* **Do this**: Make an exact copy of all the material below, apart from the pictures.

(Data entries for graphics)
::::

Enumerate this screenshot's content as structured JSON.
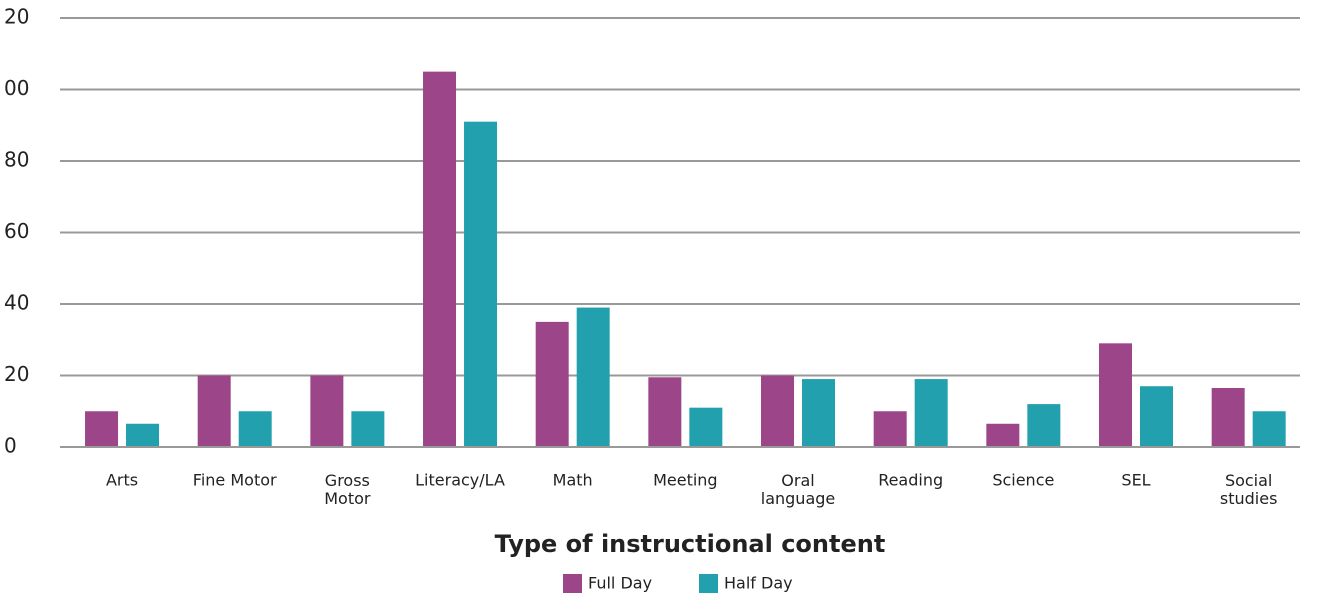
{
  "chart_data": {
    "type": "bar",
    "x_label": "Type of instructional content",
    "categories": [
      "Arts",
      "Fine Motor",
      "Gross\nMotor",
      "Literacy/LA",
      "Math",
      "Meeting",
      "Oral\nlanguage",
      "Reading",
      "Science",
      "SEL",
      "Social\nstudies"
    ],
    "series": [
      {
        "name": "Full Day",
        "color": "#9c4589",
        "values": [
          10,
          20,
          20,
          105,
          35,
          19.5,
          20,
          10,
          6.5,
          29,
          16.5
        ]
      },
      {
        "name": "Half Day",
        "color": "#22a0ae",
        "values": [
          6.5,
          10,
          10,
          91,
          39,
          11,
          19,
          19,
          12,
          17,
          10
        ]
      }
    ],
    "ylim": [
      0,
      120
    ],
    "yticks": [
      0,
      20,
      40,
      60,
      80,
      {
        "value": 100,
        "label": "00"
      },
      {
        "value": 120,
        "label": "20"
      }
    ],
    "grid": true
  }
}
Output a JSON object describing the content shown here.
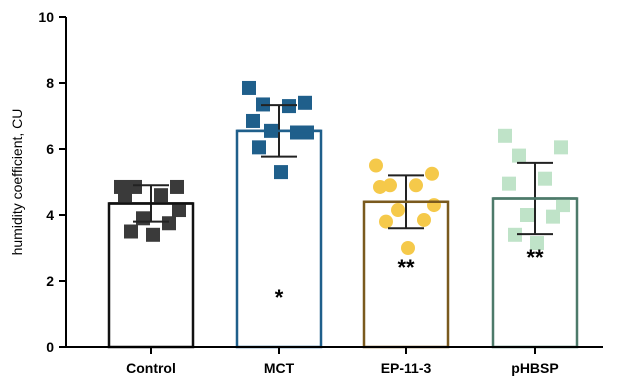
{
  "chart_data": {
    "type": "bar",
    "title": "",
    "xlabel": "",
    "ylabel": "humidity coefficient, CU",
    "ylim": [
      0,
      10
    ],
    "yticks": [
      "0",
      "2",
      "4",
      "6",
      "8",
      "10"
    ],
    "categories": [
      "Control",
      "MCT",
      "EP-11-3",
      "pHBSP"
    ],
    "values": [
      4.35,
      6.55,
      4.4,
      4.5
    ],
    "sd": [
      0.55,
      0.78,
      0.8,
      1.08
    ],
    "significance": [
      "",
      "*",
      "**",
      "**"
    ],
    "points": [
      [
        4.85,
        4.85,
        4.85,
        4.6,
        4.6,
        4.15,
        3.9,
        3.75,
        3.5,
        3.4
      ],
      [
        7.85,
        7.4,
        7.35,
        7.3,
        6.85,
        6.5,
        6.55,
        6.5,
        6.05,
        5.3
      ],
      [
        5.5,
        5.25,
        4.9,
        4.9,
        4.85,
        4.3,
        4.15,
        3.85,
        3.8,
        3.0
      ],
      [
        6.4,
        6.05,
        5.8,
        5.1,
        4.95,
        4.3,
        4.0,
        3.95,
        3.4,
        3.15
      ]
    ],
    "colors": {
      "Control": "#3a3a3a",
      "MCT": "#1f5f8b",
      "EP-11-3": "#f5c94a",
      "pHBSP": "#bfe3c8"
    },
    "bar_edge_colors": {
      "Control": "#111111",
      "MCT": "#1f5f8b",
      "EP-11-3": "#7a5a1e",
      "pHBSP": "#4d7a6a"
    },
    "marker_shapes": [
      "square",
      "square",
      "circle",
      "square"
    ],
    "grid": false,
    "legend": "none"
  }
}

::::

* **Exercise solution**:
Enumerate this screenshot's content as structured JSON.
{
  "chart_data": {
    "type": "bar",
    "x_label": "Type of instructional content",
    "categories": [
      "Arts",
      "Fine Motor",
      "Gross\nMotor",
      "Literacy/LA",
      "Math",
      "Meeting",
      "Oral\nlanguage",
      "Reading",
      "Science",
      "SEL",
      "Social\nstudies"
    ],
    "series": [
      {
        "name": "Full Day",
        "color": "#9c4589",
        "values": [
          10,
          20,
          20,
          105,
          35,
          19.5,
          20,
          10,
          6.5,
          29,
          16.5
        ]
      },
      {
        "name": "Half Day",
        "color": "#22a0ae",
        "values": [
          6.5,
          10,
          10,
          91,
          39,
          11,
          19,
          19,
          12,
          17,
          10
        ]
      }
    ],
    "ylim": [
      0,
      120
    ],
    "yticks": [
      0,
      20,
      40,
      60,
      80,
      {
        "value": 100,
        "label": "00"
      },
      {
        "value": 120,
        "label": "20"
      }
    ],
    "grid": true
  }
}
Output a JSON object describing the content shown here.
{
  "chart_data": {
    "type": "bar",
    "title": "",
    "xlabel": "",
    "ylabel": "humidity coefficient, CU",
    "ylim": [
      0,
      10
    ],
    "yticks": [
      "0",
      "2",
      "4",
      "6",
      "8",
      "10"
    ],
    "categories": [
      "Control",
      "MCT",
      "EP-11-3",
      "pHBSP"
    ],
    "values": [
      4.35,
      6.55,
      4.4,
      4.5
    ],
    "sd": [
      0.55,
      0.78,
      0.8,
      1.08
    ],
    "significance": [
      "",
      "*",
      "**",
      "**"
    ],
    "points": [
      [
        4.85,
        4.85,
        4.85,
        4.6,
        4.6,
        4.15,
        3.9,
        3.75,
        3.5,
        3.4
      ],
      [
        7.85,
        7.4,
        7.35,
        7.3,
        6.85,
        6.5,
        6.55,
        6.5,
        6.05,
        5.3
      ],
      [
        5.5,
        5.25,
        4.9,
        4.9,
        4.85,
        4.3,
        4.15,
        3.85,
        3.8,
        3.0
      ],
      [
        6.4,
        6.05,
        5.8,
        5.1,
        4.95,
        4.3,
        4.0,
        3.95,
        3.4,
        3.15
      ]
    ],
    "colors": {
      "Control": "#3a3a3a",
      "MCT": "#1f5f8b",
      "EP-11-3": "#f5c94a",
      "pHBSP": "#bfe3c8"
    },
    "bar_edge_colors": {
      "Control": "#111111",
      "MCT": "#1f5f8b",
      "EP-11-3": "#7a5a1e",
      "pHBSP": "#4d7a6a"
    },
    "marker_shapes": [
      "square",
      "square",
      "circle",
      "square"
    ],
    "grid": false,
    "legend": "none"
  }
}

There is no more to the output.